● TASK DETAILS
Write out the material exactly, without any of its pictures.

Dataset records
# # # # #

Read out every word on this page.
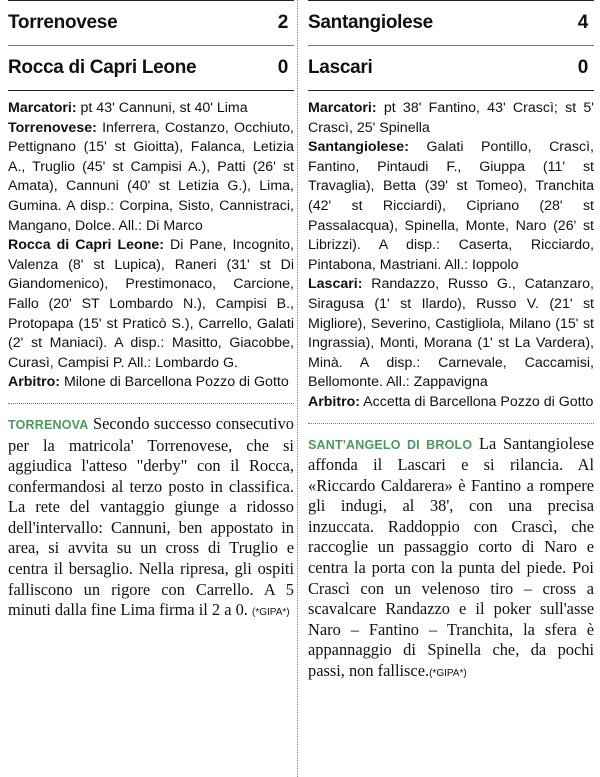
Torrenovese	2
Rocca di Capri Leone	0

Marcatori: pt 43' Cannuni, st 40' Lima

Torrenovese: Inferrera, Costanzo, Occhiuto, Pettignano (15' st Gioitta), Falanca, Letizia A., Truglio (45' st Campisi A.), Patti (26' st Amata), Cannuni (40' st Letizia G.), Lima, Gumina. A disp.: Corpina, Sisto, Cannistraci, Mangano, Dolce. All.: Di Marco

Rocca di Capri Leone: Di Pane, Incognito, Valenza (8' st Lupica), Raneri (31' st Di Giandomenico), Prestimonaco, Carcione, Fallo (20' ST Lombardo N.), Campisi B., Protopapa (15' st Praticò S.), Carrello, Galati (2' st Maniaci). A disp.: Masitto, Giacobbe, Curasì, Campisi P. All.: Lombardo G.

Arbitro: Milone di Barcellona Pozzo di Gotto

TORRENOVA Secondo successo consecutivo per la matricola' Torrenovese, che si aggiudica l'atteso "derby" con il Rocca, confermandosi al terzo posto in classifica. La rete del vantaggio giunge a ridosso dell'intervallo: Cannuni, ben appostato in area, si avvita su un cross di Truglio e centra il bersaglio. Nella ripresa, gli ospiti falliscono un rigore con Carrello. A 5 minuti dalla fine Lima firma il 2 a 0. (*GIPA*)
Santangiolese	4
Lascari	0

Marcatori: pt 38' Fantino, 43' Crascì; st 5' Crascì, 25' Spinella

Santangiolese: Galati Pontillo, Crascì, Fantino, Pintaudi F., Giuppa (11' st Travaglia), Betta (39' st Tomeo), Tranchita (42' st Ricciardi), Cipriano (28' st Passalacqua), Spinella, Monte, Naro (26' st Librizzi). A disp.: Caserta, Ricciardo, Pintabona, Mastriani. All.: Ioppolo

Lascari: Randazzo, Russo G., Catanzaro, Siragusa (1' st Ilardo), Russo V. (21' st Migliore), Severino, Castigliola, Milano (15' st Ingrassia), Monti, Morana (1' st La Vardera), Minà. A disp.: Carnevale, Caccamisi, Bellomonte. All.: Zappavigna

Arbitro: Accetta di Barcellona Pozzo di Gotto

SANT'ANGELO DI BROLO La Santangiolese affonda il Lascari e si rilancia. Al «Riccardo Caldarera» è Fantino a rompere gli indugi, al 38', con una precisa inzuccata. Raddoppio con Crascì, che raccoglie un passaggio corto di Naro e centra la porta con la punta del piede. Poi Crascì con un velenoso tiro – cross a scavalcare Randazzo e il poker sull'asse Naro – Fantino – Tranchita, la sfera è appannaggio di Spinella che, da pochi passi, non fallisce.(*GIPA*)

# # # # #

● OUTPUT
Read out every word on this page.
Torrenovese	2
Rocca di Capri Leone	0

Marcatori: pt 43' Cannuni, st 40' Lima

Torrenovese: Inferrera, Costanzo, Occhiuto, Pettignano (15' st Gioitta), Falanca, Letizia A., Truglio (45' st Campisi A.), Patti (26' st Amata), Cannuni (40' st Letizia G.), Lima, Gumina. A disp.: Corpina, Sisto, Cannistraci, Mangano, Dolce. All.: Di Marco

Rocca di Capri Leone: Di Pane, Incognito, Valenza (8' st Lupica), Raneri (31' st Di Giandomenico), Prestimonaco, Carcione, Fallo (20' ST Lombardo N.), Campisi B., Protopapa (15' st Praticò S.), Carrello, Galati (2' st Maniaci). A disp.: Masitto, Giacobbe, Curasì, Campisi P. All.: Lombardo G.

Arbitro: Milone di Barcellona Pozzo di Gotto

TORRENOVA Secondo successo consecutivo per la matricola' Torrenovese, che si aggiudica l'atteso "derby" con il Rocca, confermandosi al terzo posto in classifica. La rete del vantaggio giunge a ridosso dell'intervallo: Cannuni, ben appostato in area, si avvita su un cross di Truglio e centra il bersaglio. Nella ripresa, gli ospiti falliscono un rigore con Carrello. A 5 minuti dalla fine Lima firma il 2 a 0. (*GIPA*)
Santangiolese	4
Lascari	0

Marcatori: pt 38' Fantino, 43' Crascì; st 5' Crascì, 25' Spinella

Santangiolese: Galati Pontillo, Crascì, Fantino, Pintaudi F., Giuppa (11' st Travaglia), Betta (39' st Tomeo), Tranchita (42' st Ricciardi), Cipriano (28' st Passalacqua), Spinella, Monte, Naro (26' st Librizzi). A disp.: Caserta, Ricciardo, Pintabona, Mastriani. All.: Ioppolo

Lascari: Randazzo, Russo G., Catanzaro, Siragusa (1' st Ilardo), Russo V. (21' st Migliore), Severino, Castigliola, Milano (15' st Ingrassia), Monti, Morana (1' st La Vardera), Minà. A disp.: Carnevale, Caccamisi, Bellomonte. All.: Zappavigna

Arbitro: Accetta di Barcellona Pozzo di Gotto

SANT'ANGELO DI BROLO La Santangiolese affonda il Lascari e si rilancia. Al «Riccardo Caldarera» è Fantino a rompere gli indugi, al 38', con una precisa inzuccata. Raddoppio con Crascì, che raccoglie un passaggio corto di Naro e centra la porta con la punta del piede. Poi Crascì con un velenoso tiro – cross a scavalcare Randazzo e il poker sull'asse Naro – Fantino – Tranchita, la sfera è appannaggio di Spinella che, da pochi passi, non fallisce.(*GIPA*)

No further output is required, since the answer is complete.